--- Begin Listed entries ---
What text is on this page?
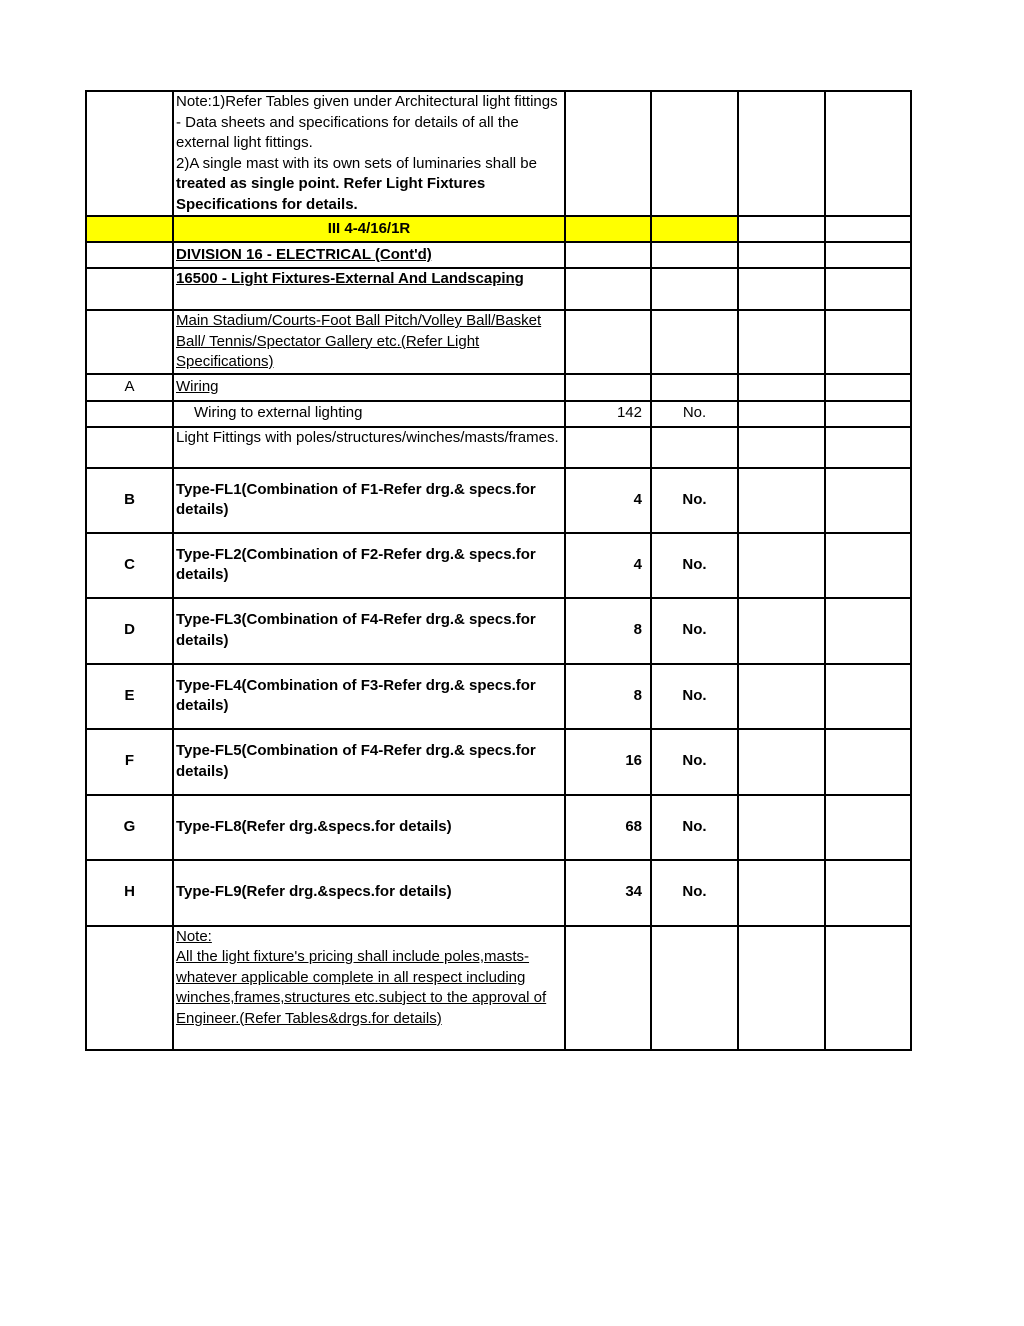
	Note:1)Refer Tables given under Architectural light fittings - Data sheets and specifications for details of all the external light fittings.
2)A single mast with its own sets of luminaries shall be treated as single point. Refer Light Fixtures Specifications for details.				
	III 4-4/16/1R				
	DIVISION 16 - ELECTRICAL (Cont'd)				
	16500 - Light Fixtures-External And Landscaping				
	Main Stadium/Courts-Foot Ball Pitch/Volley Ball/Basket Ball/ Tennis/Spectator Gallery etc.(Refer Light Specifications)				
A	Wiring				
	Wiring to external lighting	142	No.		
	Light Fittings with poles/structures/winches/masts/frames.				
B	Type-FL1(Combination of F1-Refer drg.& specs.for details)	4	No.		
C	Type-FL2(Combination of F2-Refer drg.& specs.for details)	4	No.		
D	Type-FL3(Combination of F4-Refer drg.& specs.for details)	8	No.		
E	Type-FL4(Combination of F3-Refer drg.& specs.for details)	8	No.		
F	Type-FL5(Combination of F4-Refer drg.& specs.for details)	16	No.		
G	Type-FL8(Refer drg.&specs.for details)	68	No.		
H	Type-FL9(Refer drg.&specs.for details)	34	No.		
	Note:
All the light fixture's pricing shall include poles,masts-whatever applicable complete in all respect including winches,frames,structures etc.subject to the approval of Engineer.(Refer Tables&drgs.for details)				
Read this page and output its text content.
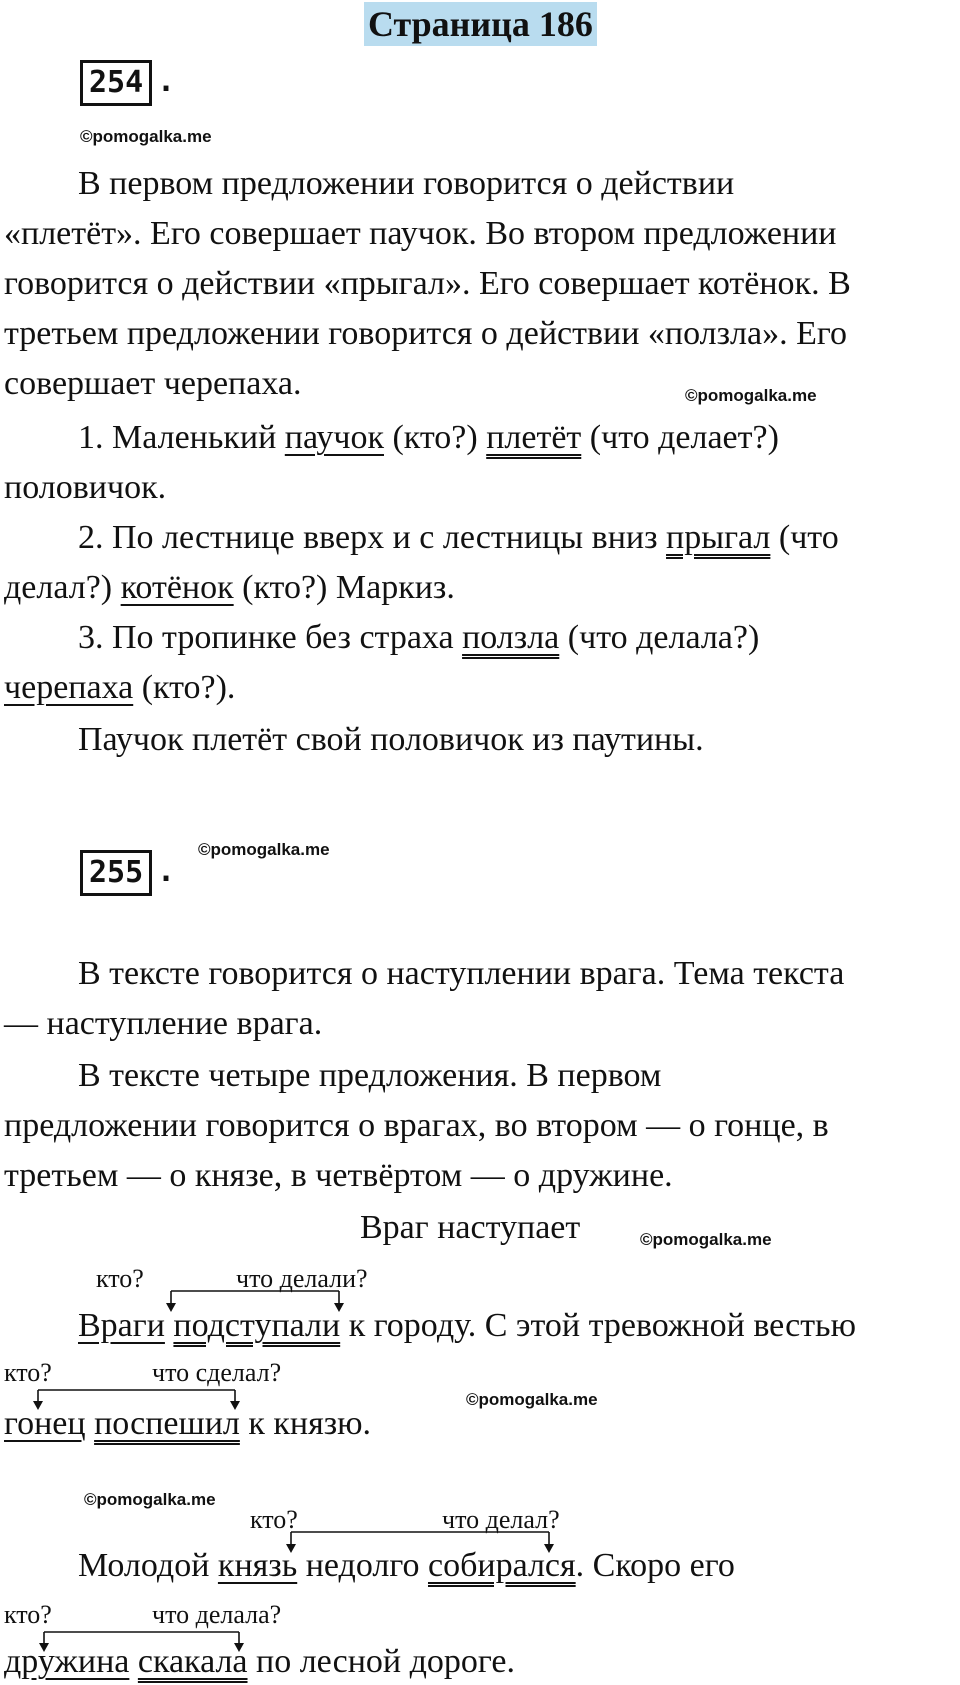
Страница 186
254 .
©pomogalka.me
В первом предложении говорится о действии
«плетёт». Его совершает паучок. Во втором предложении
говорится о действии «прыгал». Его совершает котёнок. В
третьем предложении говорится о действии «ползла». Его
совершает черепаха.	©pomogalka.me
1. Маленький паучок (кто?) плетёт (что делает?)
половичок.
2. По лестнице вверх и с лестницы вниз прыгал (что
делал?) котёнок (кто?) Маркиз.
3. По тропинке без страха ползла (что делала?)
черепаха (кто?).
Паучок плетёт свой половичок из паутины.
255 .
©pomogalka.me
В тексте говорится о наступлении врага. Тема текста
— наступление врага.
В тексте четыре предложения. В первом
предложении говорится о врагах, во втором — о гонце, в
третьем — о князе, в четвёртом — о дружине.
Враг наступает	©pomogalka.me
кто?	что делали?
кто?	что сделал?
кто?	что делал?
кто?	что делала?
Враги подступали к городу. С этой тревожной вестью
гонец поспешил к князю.
©pomogalka.me
©pomogalka.me
Молодой князь недолго собирался. Скоро его
дружина скакала по лесной дороге.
--- End Listed entries ---
Search the lines above for the string "третьем", then show every one that has it.

### Solution to the problem
третьем предложении говорится о действии «ползла». Его
третьем — о князе, в четвёртом — о дружине.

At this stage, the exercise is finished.